— Start RECORDS TO PROCESS —

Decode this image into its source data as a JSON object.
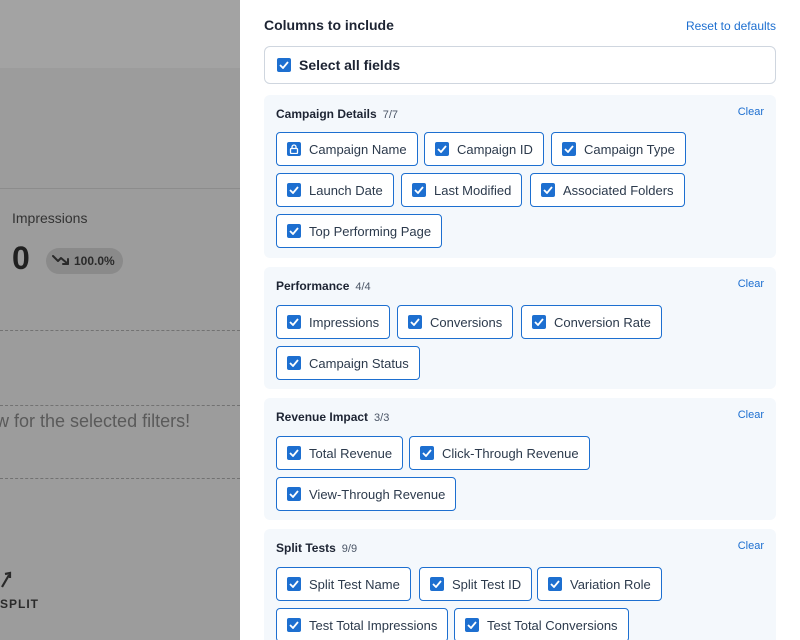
{
  "background": {
    "impressions_label": "Impressions",
    "impressions_value": "0",
    "change_pct": "100.0%",
    "empty_message": "w for the selected filters!",
    "split_label": "SPLIT"
  },
  "drawer": {
    "title": "Columns to include",
    "reset_label": "Reset to defaults",
    "select_all_label": "Select all fields",
    "clear_label": "Clear",
    "accent": "#1d6fd0"
  },
  "sections": [
    {
      "title": "Campaign Details",
      "count": "7/7",
      "items": [
        "Campaign Name",
        "Campaign ID",
        "Campaign Type",
        "Launch Date",
        "Last Modified",
        "Associated Folders",
        "Top Performing Page"
      ]
    },
    {
      "title": "Performance",
      "count": "4/4",
      "items": [
        "Impressions",
        "Conversions",
        "Conversion Rate",
        "Campaign Status"
      ]
    },
    {
      "title": "Revenue Impact",
      "count": "3/3",
      "items": [
        "Total Revenue",
        "Click-Through Revenue",
        "View-Through Revenue"
      ]
    },
    {
      "title": "Split Tests",
      "count": "9/9",
      "items": [
        "Split Test Name",
        "Split Test ID",
        "Variation Role",
        "Test Total Impressions",
        "Test Total Conversions"
      ]
    }
  ]
}
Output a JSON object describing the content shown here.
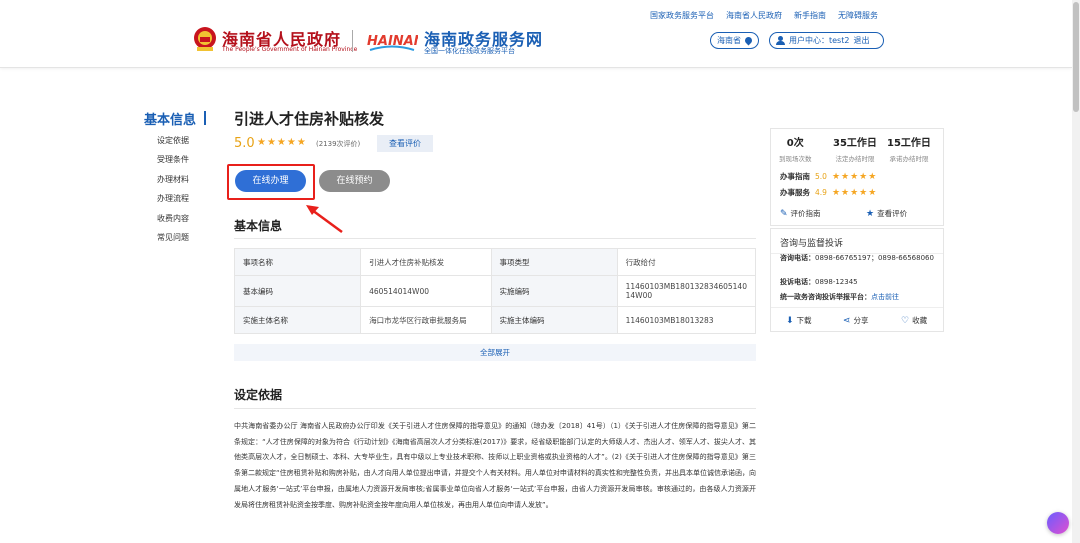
{
  "header": {
    "gov_title": "海南省人民政府",
    "gov_subtitle": "The People's Government of Hainan Province",
    "logo_text": "HAINAN",
    "service_title": "海南政务服务网",
    "service_subtitle": "全国一体化在线政务服务平台",
    "top_links": [
      "国家政务服务平台",
      "海南省人民政府",
      "新手指南",
      "无障碍服务"
    ],
    "region": "海南省",
    "user_label": "用户中心：test2",
    "logout": "退出"
  },
  "nav": {
    "title": "基本信息",
    "items": [
      "设定依据",
      "受理条件",
      "办理材料",
      "办理流程",
      "收费内容",
      "常见问题"
    ]
  },
  "main": {
    "title": "引进人才住房补贴核发",
    "rating": "5.0",
    "stars": "★★★★★",
    "rating_count": "(2139次评价)",
    "view_eval": "查看评价",
    "btn_online": "在线办理",
    "btn_book": "在线预约",
    "section_basic": "基本信息",
    "table": [
      [
        "事项名称",
        "引进人才住房补贴核发",
        "事项类型",
        "行政给付"
      ],
      [
        "基本编码",
        "460514014W00",
        "实施编码",
        "11460103MB180132834605140 14W00"
      ],
      [
        "实施主体名称",
        "海口市龙华区行政审批服务局",
        "实施主体编码",
        "11460103MB18013283"
      ]
    ],
    "expand": "全部展开",
    "section_basis": "设定依据",
    "basis_text": "中共海南省委办公厅 海南省人民政府办公厅印发《关于引进人才住房保障的指导意见》的通知（琼办发〔2018〕41号）（1）《关于引进人才住房保障的指导意见》第二条规定：“人才住房保障的对象为符合《行动计划》《海南省高层次人才分类标准(2017)》要求，经省级职能部门认定的大师级人才、杰出人才、领军人才、拔尖人才、其他类高层次人才，全日制硕士、本科、大专毕业生，具有中级以上专业技术职称、技师以上职业资格或执业资格的人才”。(2)《关于引进人才住房保障的指导意见》第三条第二款规定“住房租赁补贴和购房补贴，由人才向用人单位提出申请，并提交个人有关材料。用人单位对申请材料的真实性和完整性负责，并出具本单位诚信承诺函，向属地人才服务‘一站式’平台申报，由属地人力资源开发局审核;省属事业单位向省人才服务‘一站式’平台申报，由省人力资源开发局审核。审核通过的，由各级人力资源开发局将住房租赁补贴资金按季度、购房补贴资金按年度向用人单位核发，再由用人单位向申请人发放”。"
  },
  "right_panel": {
    "stats": [
      {
        "value": "0次",
        "label": "到现场次数"
      },
      {
        "value": "35工作日",
        "label": "法定办结时限"
      },
      {
        "value": "15工作日",
        "label": "承诺办结时限"
      }
    ],
    "guide_label": "办事指南",
    "guide_score": "5.0",
    "service_label": "办事服务",
    "service_score": "4.9",
    "stars": "★★★★★",
    "eval_guide": "评价指南",
    "view_eval": "查看评价",
    "consult_title": "咨询与监督投诉",
    "consult_label": "咨询电话：",
    "consult_phone": "0898-66765197；0898-66568060",
    "complaint_label": "投诉电话：",
    "complaint_phone": "0898-12345",
    "platform_label": "统一政务咨询投诉举报平台：",
    "platform_link": "点击前往",
    "download": "下载",
    "share": "分享",
    "favorite": "收藏"
  },
  "colors": {
    "brand_red": "#b4101b",
    "brand_blue": "#1a5fb4",
    "primary_button": "#2f6fd6",
    "star": "#f5a623",
    "highlight": "#e8201b"
  }
}
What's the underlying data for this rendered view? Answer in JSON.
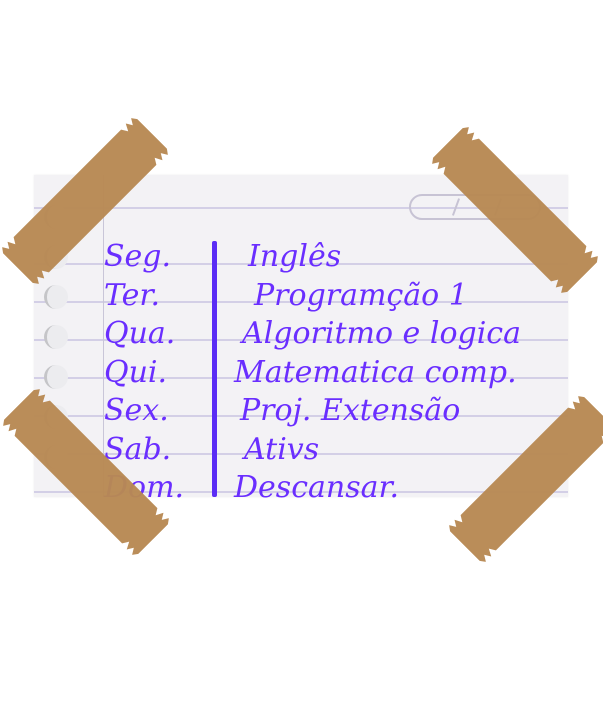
{
  "schedule": {
    "rows": [
      {
        "day": "Seg.",
        "subject": "Inglês"
      },
      {
        "day": "Ter.",
        "subject": "Programção 1"
      },
      {
        "day": "Qua.",
        "subject": "Algoritmo e logica"
      },
      {
        "day": "Qui.",
        "subject": "Matematica comp."
      },
      {
        "day": "Sex.",
        "subject": "Proj. Extensão"
      },
      {
        "day": "Sab.",
        "subject": "Ativs"
      },
      {
        "day": "Dom.",
        "subject": "Descansar."
      }
    ]
  },
  "colors": {
    "ink": "#6a2eff",
    "tape": "#b88954",
    "paper": "#f3f2f5",
    "rule": "#d3cfe6"
  },
  "icons": {
    "binder_hole": "binder-hole-icon",
    "date_field": "date-field-icon"
  }
}
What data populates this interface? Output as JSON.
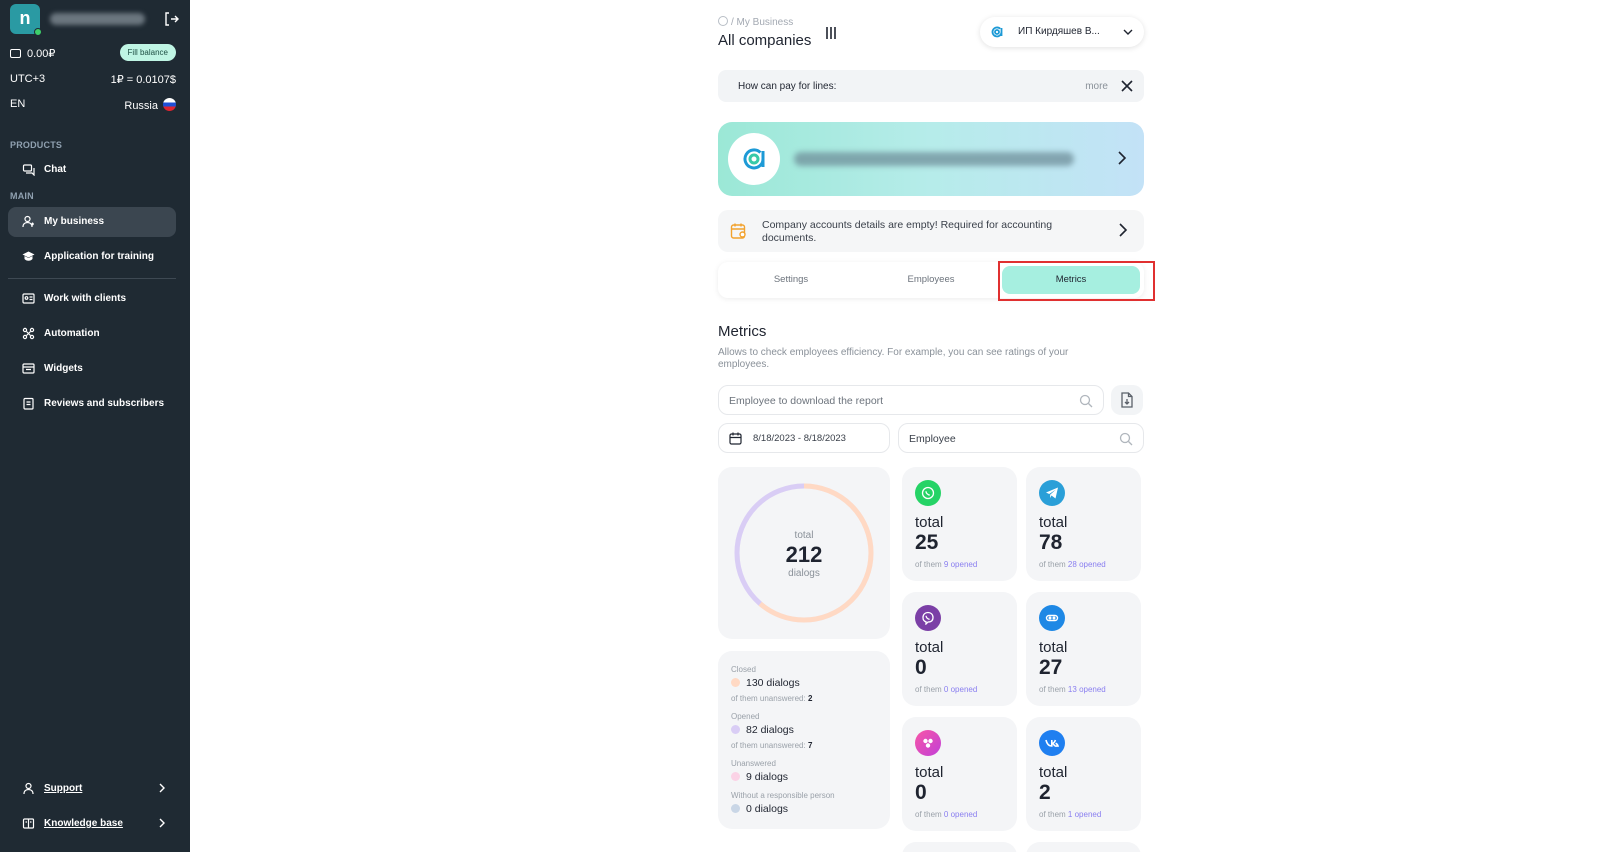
{
  "sidebar": {
    "avatar_letter": "n",
    "balance": "0.00₽",
    "fill_balance_label": "Fill balance",
    "timezone": "UTC+3",
    "rate": "1₽ = 0.0107$",
    "language": "EN",
    "country": "Russia",
    "section_products": "PRODUCTS",
    "section_main": "MAIN",
    "items": [
      {
        "label": "Chat",
        "icon": "chat-icon"
      },
      {
        "label": "My business",
        "icon": "user-icon",
        "active": true
      },
      {
        "label": "Application for training",
        "icon": "graduation-cap-icon"
      },
      {
        "label": "Work with clients",
        "icon": "id-card-icon"
      },
      {
        "label": "Automation",
        "icon": "automation-icon"
      },
      {
        "label": "Widgets",
        "icon": "widgets-icon"
      },
      {
        "label": "Reviews and subscribers",
        "icon": "reviews-icon"
      }
    ],
    "support_label": "Support",
    "knowledge_label": "Knowledge base"
  },
  "header": {
    "breadcrumb": "/ My Business",
    "title": "All companies",
    "company_select": "ИП Кирдяшев В..."
  },
  "notice": {
    "text": "How can pay for lines:",
    "more": "more"
  },
  "warning": {
    "text": "Company accounts details are empty! Required for accounting documents."
  },
  "tabs": [
    {
      "label": "Settings",
      "active": false
    },
    {
      "label": "Employees",
      "active": false
    },
    {
      "label": "Metrics",
      "active": true
    }
  ],
  "metrics": {
    "title": "Metrics",
    "description": "Allows to check employees efficiency. For example, you can see ratings of your employees.",
    "report_placeholder": "Employee to download the report",
    "date_range": "8/18/2023 - 8/18/2023",
    "employee_placeholder": "Employee",
    "total": {
      "label": "total",
      "value": "212",
      "unit": "dialogs"
    },
    "stats": {
      "closed_caption": "Closed",
      "closed_value": "130 dialogs",
      "closed_unanswered_label": "of them unanswered:",
      "closed_unanswered": "2",
      "opened_caption": "Opened",
      "opened_value": "82 dialogs",
      "opened_unanswered_label": "of them unanswered:",
      "opened_unanswered": "7",
      "unanswered_caption": "Unanswered",
      "unanswered_value": "9 dialogs",
      "no_person_caption": "Without a responsible person",
      "no_person_value": "0 dialogs"
    },
    "channels": [
      {
        "icon": "whatsapp-icon",
        "color": "#25d366",
        "label": "total",
        "total": "25",
        "sub_prefix": "of them",
        "opened": "9",
        "sub_suffix": "opened"
      },
      {
        "icon": "telegram-icon",
        "color": "#2a9fd8",
        "label": "total",
        "total": "78",
        "sub_prefix": "of them",
        "opened": "28",
        "sub_suffix": "opened"
      },
      {
        "icon": "viber-icon",
        "color": "#7b3fa6",
        "label": "total",
        "total": "0",
        "sub_prefix": "of them",
        "opened": "0",
        "sub_suffix": "opened"
      },
      {
        "icon": "webchat-icon",
        "color": "#1e88e5",
        "label": "total",
        "total": "27",
        "sub_prefix": "of them",
        "opened": "13",
        "sub_suffix": "opened"
      },
      {
        "icon": "instagram-icon",
        "color": "#e5478b",
        "label": "total",
        "total": "0",
        "sub_prefix": "of them",
        "opened": "0",
        "sub_suffix": "opened"
      },
      {
        "icon": "vk-icon",
        "color": "#1f7ff0",
        "label": "total",
        "total": "2",
        "sub_prefix": "of them",
        "opened": "1",
        "sub_suffix": "opened"
      }
    ],
    "donut": {
      "closed": 130,
      "opened": 82,
      "total": 212,
      "colors": {
        "closed": "#ffd9c4",
        "opened": "#d9cdf5"
      }
    }
  },
  "colors": {
    "sidebar_bg": "#1f2a33",
    "accent": "#a6efe0",
    "highlight": "#e03030"
  }
}
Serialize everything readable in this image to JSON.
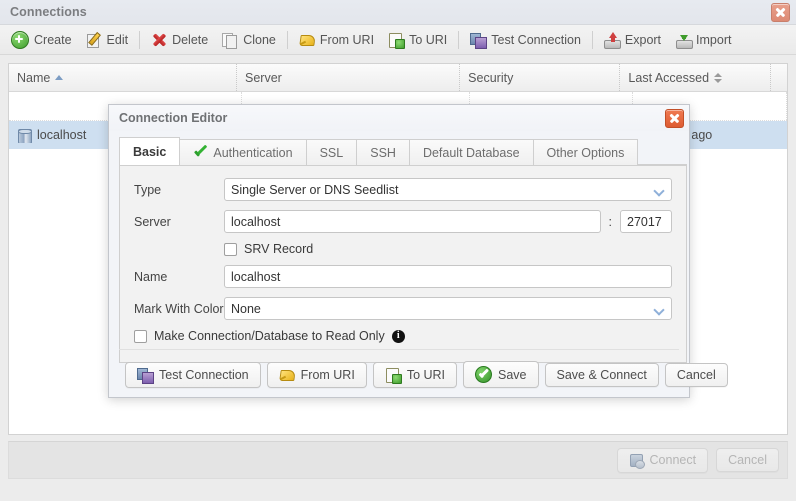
{
  "window": {
    "title": "Connections",
    "close_icon": "close-icon"
  },
  "toolbar": {
    "items": [
      {
        "label": "Create",
        "icon": "plus-circle-icon"
      },
      {
        "label": "Edit",
        "icon": "pencil-notepad-icon"
      },
      {
        "label": "Delete",
        "icon": "red-x-icon"
      },
      {
        "label": "Clone",
        "icon": "copy-documents-icon"
      },
      {
        "label": "From URI",
        "icon": "yellow-import-icon"
      },
      {
        "label": "To URI",
        "icon": "clipboard-plus-icon"
      },
      {
        "label": "Test Connection",
        "icon": "two-windows-icon"
      },
      {
        "label": "Export",
        "icon": "disk-up-arrow-icon"
      },
      {
        "label": "Import",
        "icon": "disk-down-arrow-icon"
      }
    ]
  },
  "table": {
    "columns": [
      {
        "label": "Name",
        "sort": "asc"
      },
      {
        "label": "Server",
        "sort": "none"
      },
      {
        "label": "Security",
        "sort": "none"
      },
      {
        "label": "Last Accessed",
        "sort": "both"
      }
    ],
    "rows": [
      {
        "name": "localhost",
        "server": "",
        "security": "",
        "last_accessed": "seconds ago",
        "icon": "database-icon",
        "selected": true
      }
    ]
  },
  "window_footer": {
    "connect_label": "Connect",
    "connect_icon": "database-connect-icon",
    "cancel_label": "Cancel"
  },
  "dialog": {
    "title": "Connection Editor",
    "close_icon": "close-icon",
    "tabs": [
      {
        "label": "Basic",
        "active": true,
        "icon": null
      },
      {
        "label": "Authentication",
        "active": false,
        "icon": "green-check-icon"
      },
      {
        "label": "SSL",
        "active": false,
        "icon": null
      },
      {
        "label": "SSH",
        "active": false,
        "icon": null
      },
      {
        "label": "Default Database",
        "active": false,
        "icon": null
      },
      {
        "label": "Other Options",
        "active": false,
        "icon": null
      }
    ],
    "form": {
      "type_label": "Type",
      "type_value": "Single Server or DNS Seedlist",
      "server_label": "Server",
      "server_value": "localhost",
      "server_placeholder": "",
      "port_separator": ":",
      "port_value": "27017",
      "srv_label": "SRV Record",
      "srv_checked": false,
      "name_label": "Name",
      "name_value": "localhost",
      "name_placeholder": "",
      "color_label": "Mark With Color",
      "color_value": "None",
      "readonly_label": "Make Connection/Database to Read Only",
      "readonly_checked": false,
      "readonly_info_icon": "info-icon"
    },
    "footer": {
      "test_label": "Test Connection",
      "test_icon": "two-windows-icon",
      "from_uri_label": "From URI",
      "from_uri_icon": "yellow-import-icon",
      "to_uri_label": "To URI",
      "to_uri_icon": "clipboard-plus-icon",
      "save_label": "Save",
      "save_icon": "green-check-circle-icon",
      "save_connect_label": "Save & Connect",
      "cancel_label": "Cancel"
    }
  },
  "colors": {
    "accent": "#8fb0d9",
    "selection": "#cedff0",
    "close_red": "#dd5c32",
    "ok_green": "#35922a",
    "danger_red": "#b62020"
  }
}
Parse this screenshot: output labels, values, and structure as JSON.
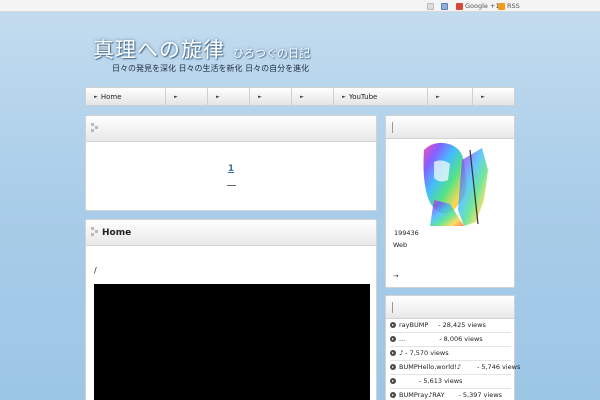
{
  "topbar": {
    "google": "Google +1",
    "rss": "RSS"
  },
  "header": {
    "title": "真理への旋律",
    "subtitle": "ひろつぐの日記",
    "tagline": "日々の発見を深化 日々の生活を新化 日々の自分を進化"
  },
  "nav": {
    "items": [
      {
        "label": "Home"
      },
      {
        "label": ""
      },
      {
        "label": ""
      },
      {
        "label": ""
      },
      {
        "label": ""
      },
      {
        "label": "YouTube"
      },
      {
        "label": ""
      },
      {
        "label": ""
      }
    ]
  },
  "main": {
    "pager": {
      "page": "1"
    },
    "post": {
      "title": "Home",
      "text": "/"
    }
  },
  "sidebar": {
    "profile": {
      "count": "199436",
      "web": "Web",
      "more": "→"
    },
    "popular": [
      {
        "title": "rayBUMP",
        "views": "- 28,425 views"
      },
      {
        "title": "...",
        "views": "- 8,006 views"
      },
      {
        "title": "♪",
        "views": "- 7,570 views"
      },
      {
        "title": "BUMPHello,world!♪",
        "views": "- 5,746 views"
      },
      {
        "title": "",
        "views": "- 5,613 views"
      },
      {
        "title": "BUMPray♪RAY",
        "views": "- 5,397 views"
      }
    ]
  },
  "colors": {
    "accent_link": "#3d6fa6",
    "background": "#a9cde9"
  }
}
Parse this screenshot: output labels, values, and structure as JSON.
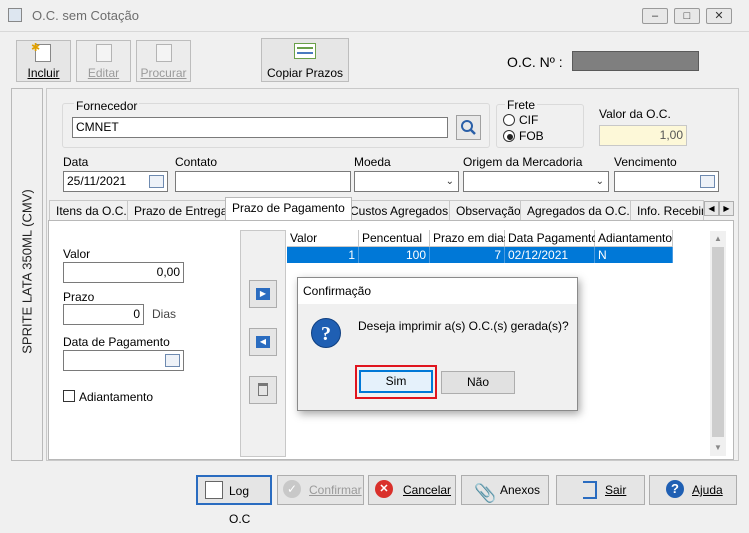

— End RECORDS TO PROCESS —

WHAT NEEDS TO BE DONE> What number of lines in the records contain the word "Cancel"? Answer with that number alone.

THE ANSWER> 2